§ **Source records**
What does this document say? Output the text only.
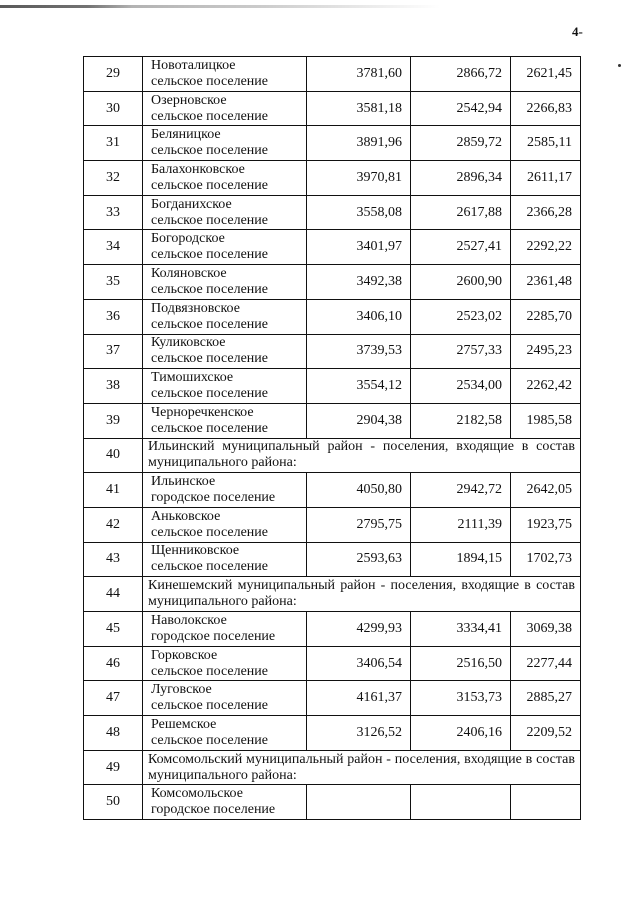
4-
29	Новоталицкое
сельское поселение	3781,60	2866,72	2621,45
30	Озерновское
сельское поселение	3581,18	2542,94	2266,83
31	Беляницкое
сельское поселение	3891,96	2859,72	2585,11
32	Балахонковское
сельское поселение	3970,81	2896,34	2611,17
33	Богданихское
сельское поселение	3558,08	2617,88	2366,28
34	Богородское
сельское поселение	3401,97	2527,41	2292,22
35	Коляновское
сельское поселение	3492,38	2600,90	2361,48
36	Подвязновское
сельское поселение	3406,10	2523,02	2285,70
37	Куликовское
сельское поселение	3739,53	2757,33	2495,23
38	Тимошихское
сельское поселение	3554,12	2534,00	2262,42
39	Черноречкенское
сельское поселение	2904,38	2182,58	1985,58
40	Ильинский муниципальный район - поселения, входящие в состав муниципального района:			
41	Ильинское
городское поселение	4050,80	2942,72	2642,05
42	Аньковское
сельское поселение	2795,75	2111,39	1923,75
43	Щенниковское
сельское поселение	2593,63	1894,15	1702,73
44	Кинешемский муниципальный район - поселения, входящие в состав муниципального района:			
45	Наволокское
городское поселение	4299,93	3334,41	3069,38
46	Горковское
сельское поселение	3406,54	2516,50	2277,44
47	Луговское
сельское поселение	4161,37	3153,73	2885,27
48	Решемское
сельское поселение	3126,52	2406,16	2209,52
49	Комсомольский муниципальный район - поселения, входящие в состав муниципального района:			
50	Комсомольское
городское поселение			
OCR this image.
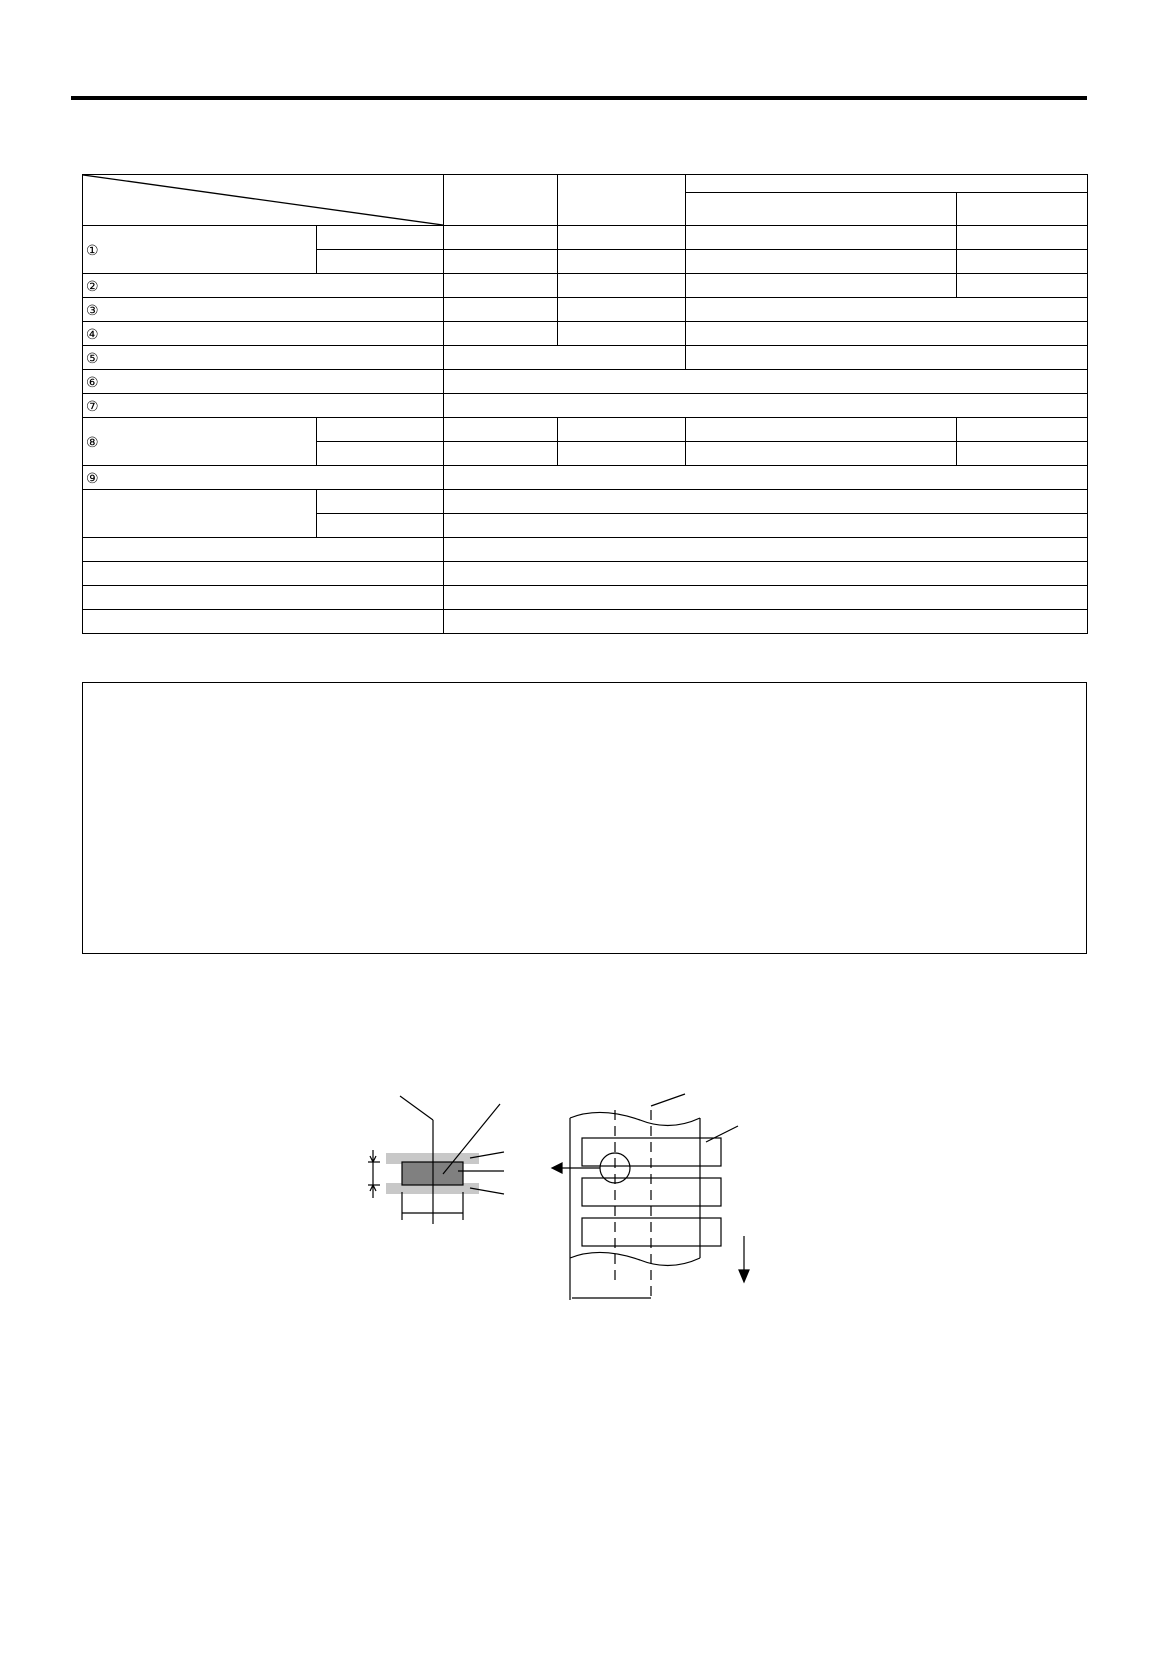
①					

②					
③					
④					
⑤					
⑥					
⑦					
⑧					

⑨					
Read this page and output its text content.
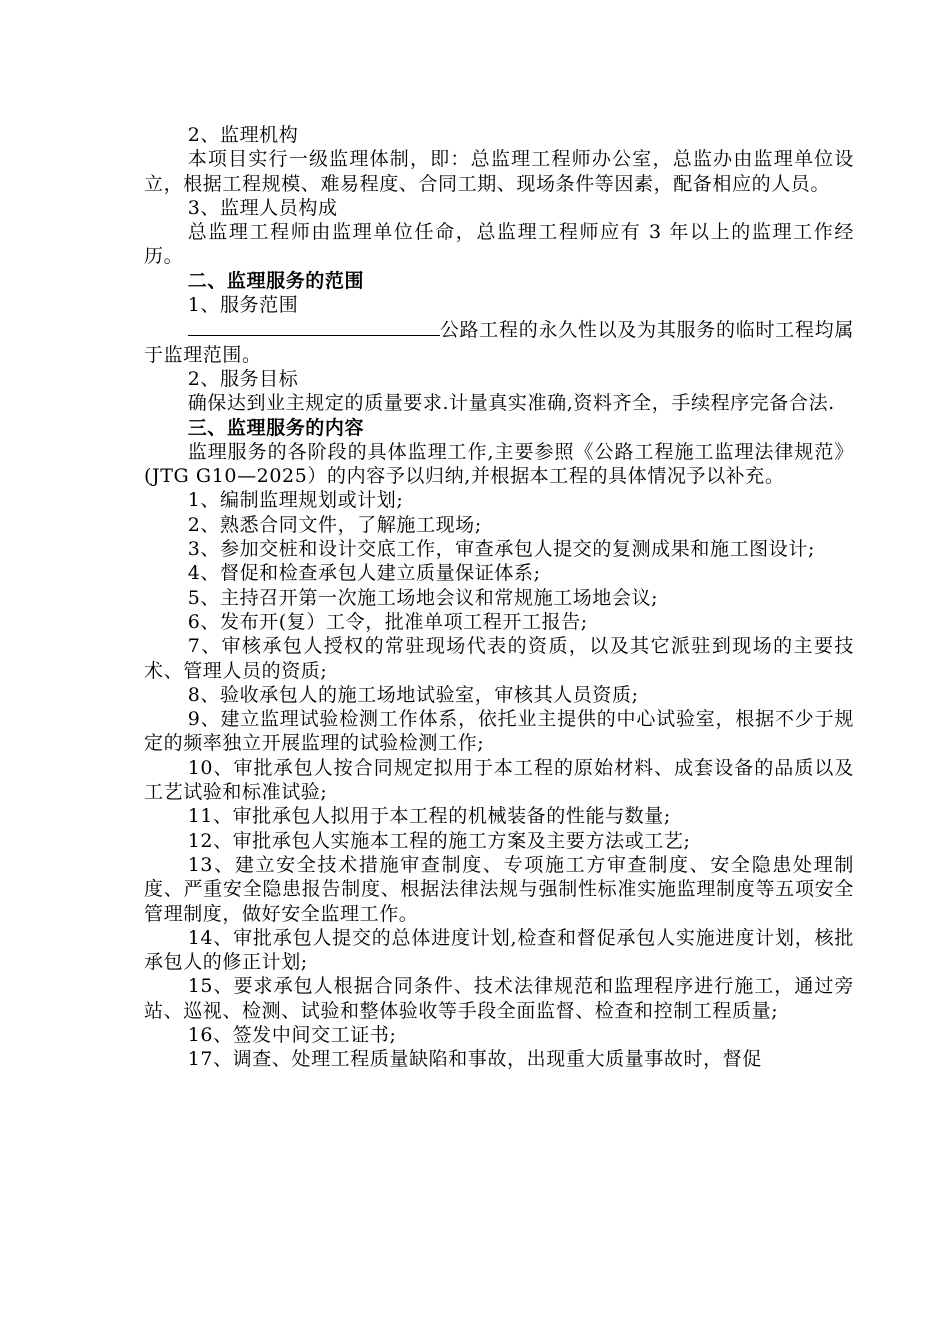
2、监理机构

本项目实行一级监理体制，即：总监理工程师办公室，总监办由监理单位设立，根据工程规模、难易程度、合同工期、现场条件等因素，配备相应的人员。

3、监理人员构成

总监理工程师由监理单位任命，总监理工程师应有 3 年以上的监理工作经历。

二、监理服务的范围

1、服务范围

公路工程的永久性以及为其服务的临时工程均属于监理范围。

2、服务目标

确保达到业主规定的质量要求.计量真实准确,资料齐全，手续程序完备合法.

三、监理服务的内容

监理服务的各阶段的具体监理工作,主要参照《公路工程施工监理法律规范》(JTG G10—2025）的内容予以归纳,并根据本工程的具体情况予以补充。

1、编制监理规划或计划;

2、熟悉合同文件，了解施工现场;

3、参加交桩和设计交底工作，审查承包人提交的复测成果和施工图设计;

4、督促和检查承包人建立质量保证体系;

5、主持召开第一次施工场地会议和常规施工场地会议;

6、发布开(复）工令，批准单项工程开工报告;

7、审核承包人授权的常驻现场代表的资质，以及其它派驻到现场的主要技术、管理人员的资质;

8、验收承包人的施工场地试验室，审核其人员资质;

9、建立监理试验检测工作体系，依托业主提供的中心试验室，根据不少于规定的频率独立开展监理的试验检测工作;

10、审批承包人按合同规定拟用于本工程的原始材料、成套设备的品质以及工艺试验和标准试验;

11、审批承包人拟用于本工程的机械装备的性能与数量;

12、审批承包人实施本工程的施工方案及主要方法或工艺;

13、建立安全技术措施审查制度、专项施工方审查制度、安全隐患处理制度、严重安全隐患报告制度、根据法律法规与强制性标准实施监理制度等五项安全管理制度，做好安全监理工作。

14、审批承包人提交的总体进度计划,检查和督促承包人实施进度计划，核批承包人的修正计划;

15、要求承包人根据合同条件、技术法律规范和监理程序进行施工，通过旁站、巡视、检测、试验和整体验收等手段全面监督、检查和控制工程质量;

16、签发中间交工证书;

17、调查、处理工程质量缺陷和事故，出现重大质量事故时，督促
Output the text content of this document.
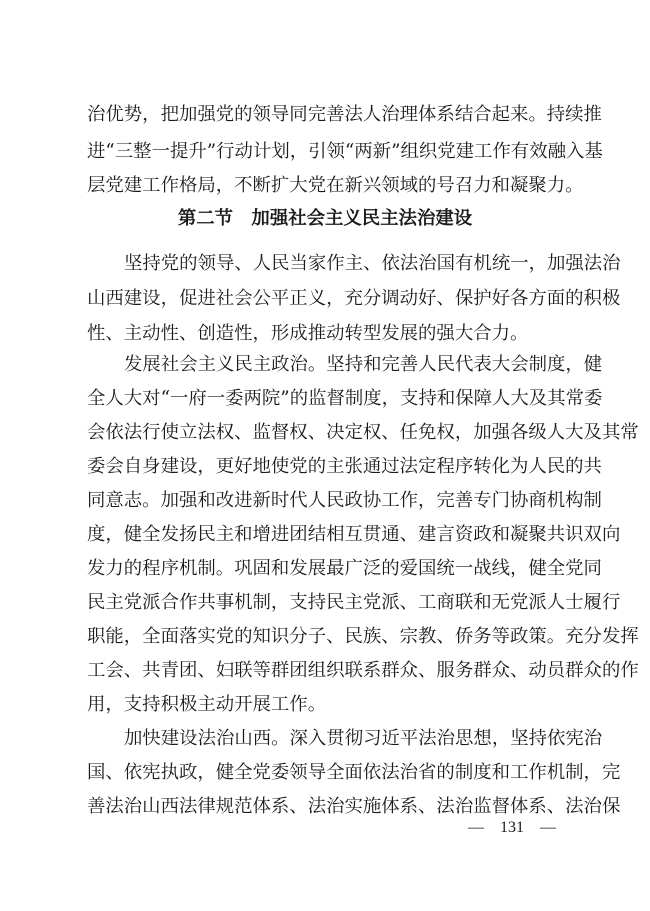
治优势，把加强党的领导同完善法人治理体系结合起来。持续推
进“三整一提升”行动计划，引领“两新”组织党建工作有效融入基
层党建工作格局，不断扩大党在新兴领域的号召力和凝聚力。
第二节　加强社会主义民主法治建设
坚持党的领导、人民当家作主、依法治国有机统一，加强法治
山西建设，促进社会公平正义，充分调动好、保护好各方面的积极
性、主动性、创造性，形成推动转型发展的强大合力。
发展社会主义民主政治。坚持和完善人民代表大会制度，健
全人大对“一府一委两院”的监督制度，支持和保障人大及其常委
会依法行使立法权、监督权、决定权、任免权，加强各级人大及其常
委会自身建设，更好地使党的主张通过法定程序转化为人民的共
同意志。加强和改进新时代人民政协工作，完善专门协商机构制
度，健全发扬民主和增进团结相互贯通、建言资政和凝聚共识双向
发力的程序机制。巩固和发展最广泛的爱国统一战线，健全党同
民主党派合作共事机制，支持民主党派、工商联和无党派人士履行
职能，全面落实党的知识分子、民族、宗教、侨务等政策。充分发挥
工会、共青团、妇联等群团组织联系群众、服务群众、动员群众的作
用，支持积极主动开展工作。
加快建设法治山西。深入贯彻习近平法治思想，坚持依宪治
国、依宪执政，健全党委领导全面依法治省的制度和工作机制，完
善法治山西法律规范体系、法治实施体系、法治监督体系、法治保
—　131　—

§ **AIM OF THE TASK**
Search the lines for the string "муниципального" and copy every line that has it.

§ **SOLUTION TO THIS PROBLEM**
40	Ильинский муниципальный район - поселения, входящие в состав муниципального района:			
44	Кинешемский муниципальный район - поселения, входящие в состав муниципального района:			
49	Комсомольский муниципальный район - поселения, входящие в состав муниципального района:			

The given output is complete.